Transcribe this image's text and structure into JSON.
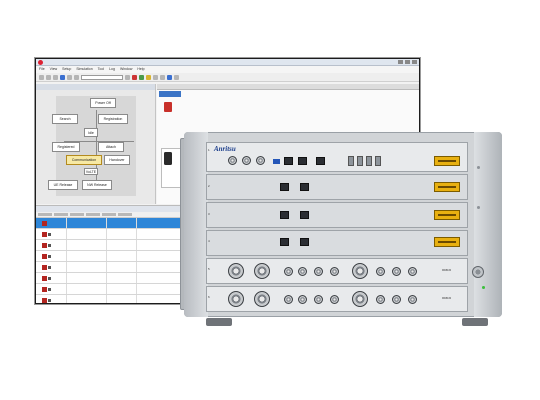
{
  "software": {
    "menu_items": [
      "File",
      "View",
      "Setup",
      "Simulation",
      "Tool",
      "Log",
      "Window",
      "Help"
    ],
    "toolbar_select_value": "",
    "left_pane_header": "",
    "flow_nodes": [
      "Power Off",
      "Search",
      "Registration",
      "Idle",
      "Registered",
      "Attach",
      "Communication",
      "Handover",
      "VoLTE",
      "UE Release",
      "NW Release"
    ],
    "log_header": "",
    "log_rows": 9
  },
  "instrument": {
    "brand": "Anritsu",
    "model": "",
    "slots": [
      "1",
      "2",
      "3",
      "4",
      "5",
      "6"
    ],
    "module_labels": [
      "MD8430",
      "MD8430"
    ]
  },
  "colors": {
    "selection_blue": "#2e86d8",
    "ue_red": "#c8302a",
    "lcd_amber": "#e8b010",
    "brand_blue": "#1b3d8a"
  }
}
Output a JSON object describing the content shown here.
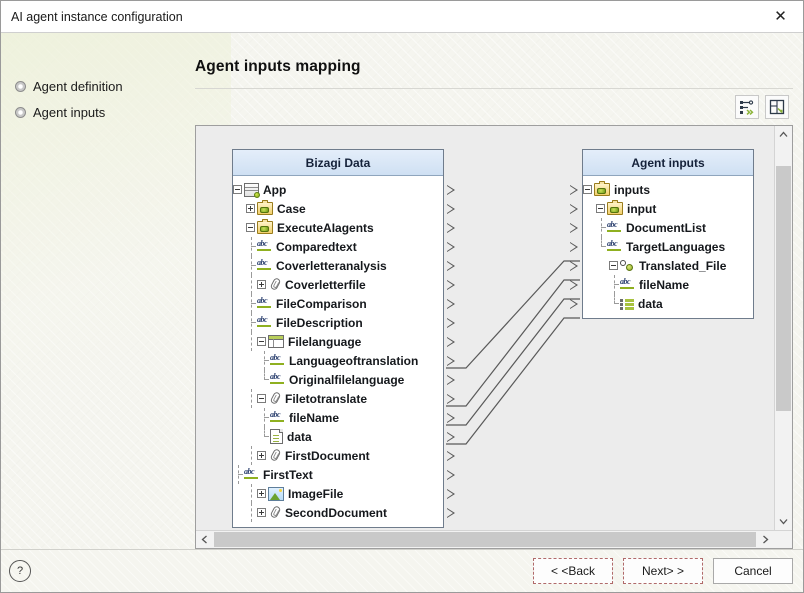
{
  "window": {
    "title": "AI agent instance configuration",
    "close_label": "✕"
  },
  "sidebar": {
    "items": [
      {
        "label": "Agent definition"
      },
      {
        "label": "Agent inputs"
      }
    ]
  },
  "main": {
    "page_title": "Agent inputs mapping",
    "toolbar": [
      {
        "name": "auto-map-button",
        "tooltip": "Auto map"
      },
      {
        "name": "arrange-layout-button",
        "tooltip": "Arrange"
      }
    ]
  },
  "mapper": {
    "left_panel": {
      "header": "Bizagi Data",
      "rows": [
        {
          "label": "App",
          "indent": 0,
          "expander": "minus",
          "icon": "app-icon",
          "guide": "none",
          "port": true
        },
        {
          "label": "Case",
          "indent": 1,
          "expander": "plus",
          "icon": "case-icon",
          "guide": "none",
          "port": true
        },
        {
          "label": "ExecuteAIagents",
          "indent": 1,
          "expander": "minus",
          "icon": "case-icon",
          "guide": "none",
          "port": true
        },
        {
          "label": "Comparedtext",
          "indent": 2,
          "expander": "none",
          "icon": "abc-icon",
          "guide": "tee",
          "port": true
        },
        {
          "label": "Coverletteranalysis",
          "indent": 2,
          "expander": "none",
          "icon": "abc-icon",
          "guide": "tee",
          "port": true
        },
        {
          "label": "Coverletterfile",
          "indent": 2,
          "expander": "plus",
          "icon": "clip-icon",
          "guide": "vert",
          "port": true
        },
        {
          "label": "FileComparison",
          "indent": 2,
          "expander": "none",
          "icon": "abc-icon",
          "guide": "tee",
          "port": true
        },
        {
          "label": "FileDescription",
          "indent": 2,
          "expander": "none",
          "icon": "abc-icon",
          "guide": "tee",
          "port": true
        },
        {
          "label": "Filelanguage",
          "indent": 2,
          "expander": "minus",
          "icon": "table-icon",
          "guide": "vert",
          "port": true
        },
        {
          "label": "Languageoftranslation",
          "indent": 3,
          "expander": "none",
          "icon": "abc-icon",
          "guide": "tee",
          "port": true
        },
        {
          "label": "Originalfilelanguage",
          "indent": 3,
          "expander": "none",
          "icon": "abc-icon",
          "guide": "last",
          "port": true
        },
        {
          "label": "Filetotranslate",
          "indent": 2,
          "expander": "minus",
          "icon": "clip-icon",
          "guide": "vert",
          "port": true
        },
        {
          "label": "fileName",
          "indent": 3,
          "expander": "none",
          "icon": "abc-icon",
          "guide": "tee",
          "port": true
        },
        {
          "label": "data",
          "indent": 3,
          "expander": "none",
          "icon": "doc-icon",
          "guide": "last",
          "port": true
        },
        {
          "label": "FirstDocument",
          "indent": 2,
          "expander": "plus",
          "icon": "clip-icon",
          "guide": "vert",
          "port": true
        },
        {
          "label": "FirstText",
          "indent": 1,
          "expander": "none",
          "icon": "abc-icon",
          "guide": "tee",
          "port": true
        },
        {
          "label": "ImageFile",
          "indent": 2,
          "expander": "plus",
          "icon": "image-icon",
          "guide": "vert",
          "port": true
        },
        {
          "label": "SecondDocument",
          "indent": 2,
          "expander": "plus",
          "icon": "clip-icon",
          "guide": "vert",
          "port": true
        }
      ]
    },
    "right_panel": {
      "header": "Agent inputs",
      "rows": [
        {
          "label": "inputs",
          "indent": 0,
          "expander": "minus",
          "icon": "case-icon",
          "guide": "none",
          "port": true
        },
        {
          "label": "input",
          "indent": 1,
          "expander": "minus",
          "icon": "case-icon",
          "guide": "none",
          "port": true
        },
        {
          "label": "DocumentList",
          "indent": 2,
          "expander": "none",
          "icon": "abc-icon",
          "guide": "tee",
          "port": true
        },
        {
          "label": "TargetLanguages",
          "indent": 2,
          "expander": "none",
          "icon": "abc-icon",
          "guide": "last",
          "port": true
        },
        {
          "label": "Translated_File",
          "indent": 2,
          "expander": "minus",
          "icon": "type-icon",
          "guide": "none",
          "port": true
        },
        {
          "label": "fileName",
          "indent": 3,
          "expander": "none",
          "icon": "abc-icon",
          "guide": "tee",
          "port": true
        },
        {
          "label": "data",
          "indent": 3,
          "expander": "none",
          "icon": "list-icon",
          "guide": "last",
          "port": true
        }
      ]
    },
    "connections": [
      {
        "from": "Languageoftranslation",
        "to": "TargetLanguages",
        "from_row": 9,
        "to_row": 3
      },
      {
        "from": "Filetotranslate",
        "to": "Translated_File",
        "from_row": 11,
        "to_row": 4
      },
      {
        "from": "fileName",
        "to": "fileName",
        "from_row": 12,
        "to_row": 5
      },
      {
        "from": "data",
        "to": "data",
        "from_row": 13,
        "to_row": 6
      }
    ]
  },
  "scrollbars": {
    "vertical_up": "▲",
    "vertical_down": "▼",
    "horizontal_left": "◀",
    "horizontal_right": "▶"
  },
  "footer": {
    "help_label": "?",
    "buttons": [
      {
        "label": "< <Back",
        "name": "back-button",
        "style": "dashed"
      },
      {
        "label": "Next> >",
        "name": "next-button",
        "style": "dashed"
      },
      {
        "label": "Cancel",
        "name": "cancel-button",
        "style": "plain"
      }
    ]
  },
  "colors": {
    "panel_header_top": "#e4eefa",
    "panel_header_bottom": "#cfe0f3",
    "canvas": "#ececec",
    "accent_green": "#8fb020"
  }
}
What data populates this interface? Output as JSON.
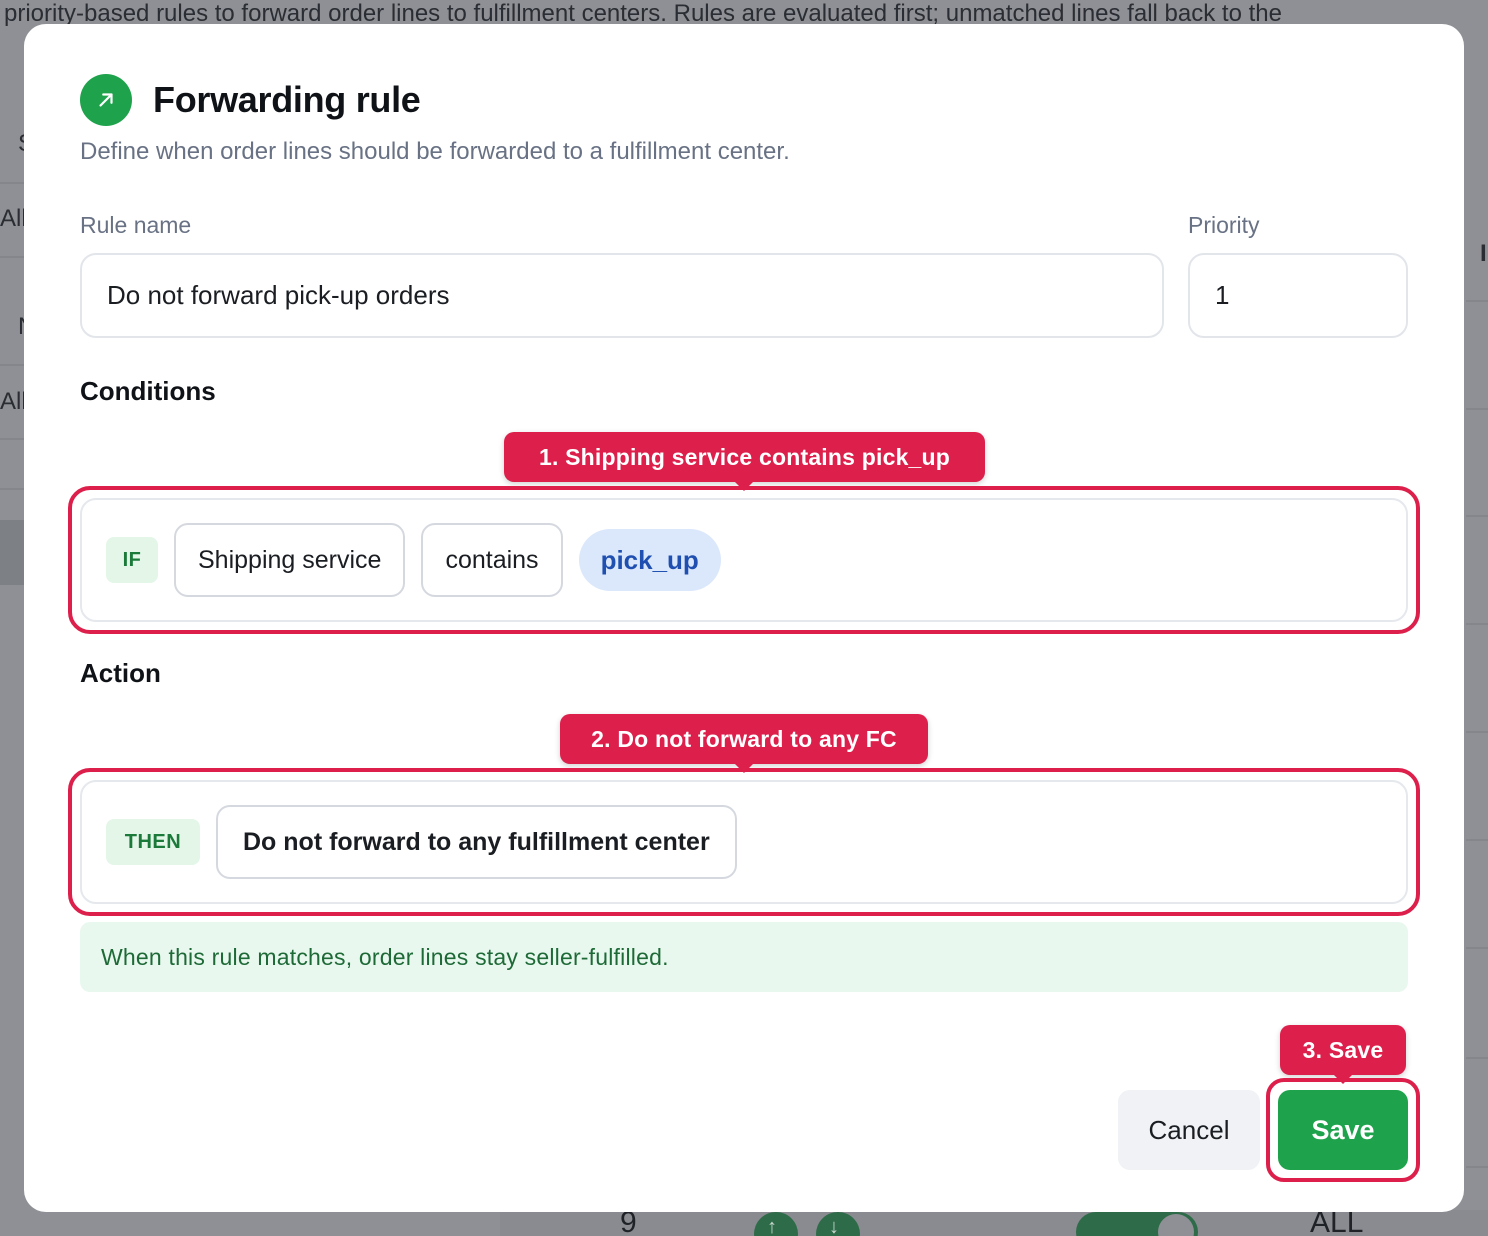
{
  "background": {
    "intro_text": "priority-based rules to forward order lines to fulfillment centers. Rules are evaluated first; unmatched lines fall back to the",
    "fragments": [
      "S",
      "All",
      "N",
      "All"
    ],
    "right_fragment": "I",
    "row_number": "9",
    "row_scope": "ALL"
  },
  "modal": {
    "title": "Forwarding rule",
    "subtitle": "Define when order lines should be forwarded to a fulfillment center.",
    "rule_name": {
      "label": "Rule name",
      "value": "Do not forward pick-up orders"
    },
    "priority": {
      "label": "Priority",
      "value": "1"
    },
    "conditions": {
      "heading": "Conditions",
      "tag": "IF",
      "field": "Shipping service",
      "operator": "contains",
      "value": "pick_up"
    },
    "action": {
      "heading": "Action",
      "tag": "THEN",
      "value": "Do not forward to any fulfillment center"
    },
    "info": "When this rule matches, order lines stay seller-fulfilled.",
    "buttons": {
      "cancel": "Cancel",
      "save": "Save"
    }
  },
  "callouts": {
    "step1": "1. Shipping service contains pick_up",
    "step2": "2. Do not forward to any FC",
    "step3": "3. Save"
  },
  "colors": {
    "accent_green": "#1ea34c",
    "callout_red": "#dc1f4b",
    "value_blue": "#1f4fb0"
  }
}
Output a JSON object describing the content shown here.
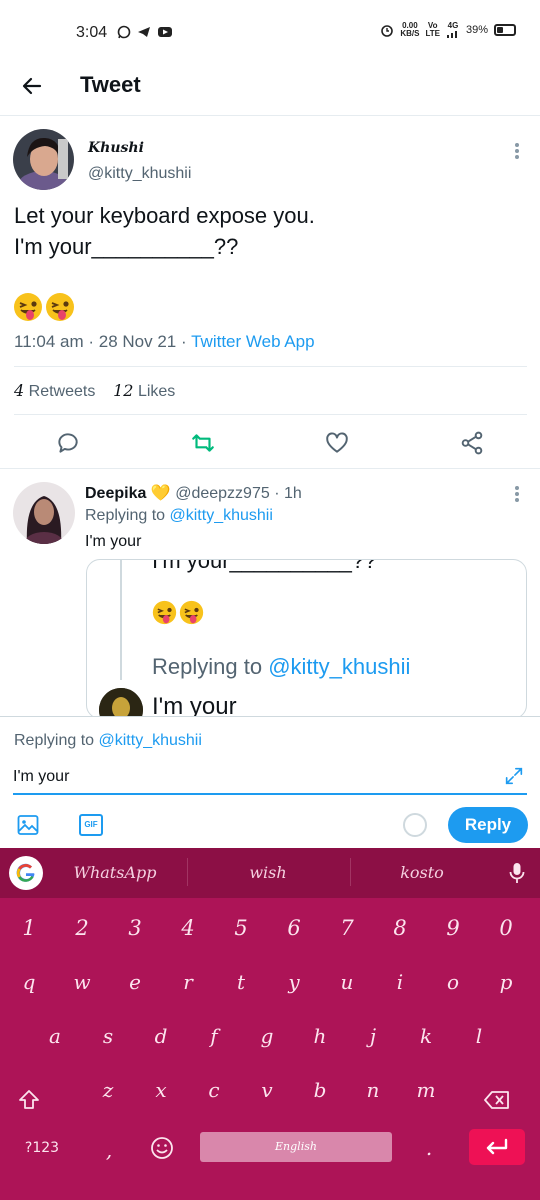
{
  "status_bar": {
    "time": "3:04",
    "net_speed_top": "0.00",
    "net_speed_unit": "KB/S",
    "volte_top": "Vo",
    "volte_bottom": "LTE",
    "signal_label": "4G",
    "battery": "39%",
    "battery_level": 0.39
  },
  "header": {
    "title": "Tweet"
  },
  "tweet": {
    "author_name": "Khushi",
    "author_handle": "@kitty_khushii",
    "line1": "Let your keyboard expose you.",
    "line2": "I'm your__________??",
    "emojis": [
      "😜",
      "😜"
    ],
    "time": "11:04 am",
    "date": "28 Nov 21",
    "dot": "·",
    "source": "Twitter Web App",
    "retweet_count": "4",
    "retweets_label": "Retweets",
    "like_count": "12",
    "likes_label": "Likes"
  },
  "reply": {
    "author_name": "Deepika",
    "heart": "💛",
    "handle": "@deepzz975",
    "time": "· 1h",
    "replying_prefix": "Replying to",
    "replying_handle": "@kitty_khushii",
    "text": "I'm your",
    "quoted_text": "I'm your__________??",
    "quoted_emojis": [
      "😜",
      "😜"
    ],
    "quoted_replying_prefix": "Replying to",
    "quoted_replying_handle": "@kitty_khushii",
    "quoted_reply_text": "I'm your"
  },
  "composer": {
    "replying_prefix": "Replying to",
    "replying_handle": "@kitty_khushii",
    "input_value": "I'm your",
    "gif_label": "GIF",
    "reply_button": "Reply"
  },
  "keyboard": {
    "suggestions": [
      "WhatsApp",
      "wish",
      "kosto"
    ],
    "number_row": [
      "1",
      "2",
      "3",
      "4",
      "5",
      "6",
      "7",
      "8",
      "9",
      "0"
    ],
    "row1": [
      "q",
      "w",
      "e",
      "r",
      "t",
      "y",
      "u",
      "i",
      "o",
      "p"
    ],
    "row2": [
      "a",
      "s",
      "d",
      "f",
      "g",
      "h",
      "j",
      "k",
      "l"
    ],
    "row3": [
      "z",
      "x",
      "c",
      "v",
      "b",
      "n",
      "m"
    ],
    "symbols_key": "?123",
    "comma_key": ",",
    "space_label": "English",
    "period_key": ".",
    "colors": {
      "background": "#ad1457",
      "suggestion_bar": "#8c0f45",
      "enter": "#ee1155"
    }
  },
  "colors": {
    "accent": "#1d9bf0",
    "retweet_green": "#00ba7c"
  }
}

**What you will do**
State how many lines of the entries above include the word "JSON", offering no text other than the number.

**Solution to this problem**
4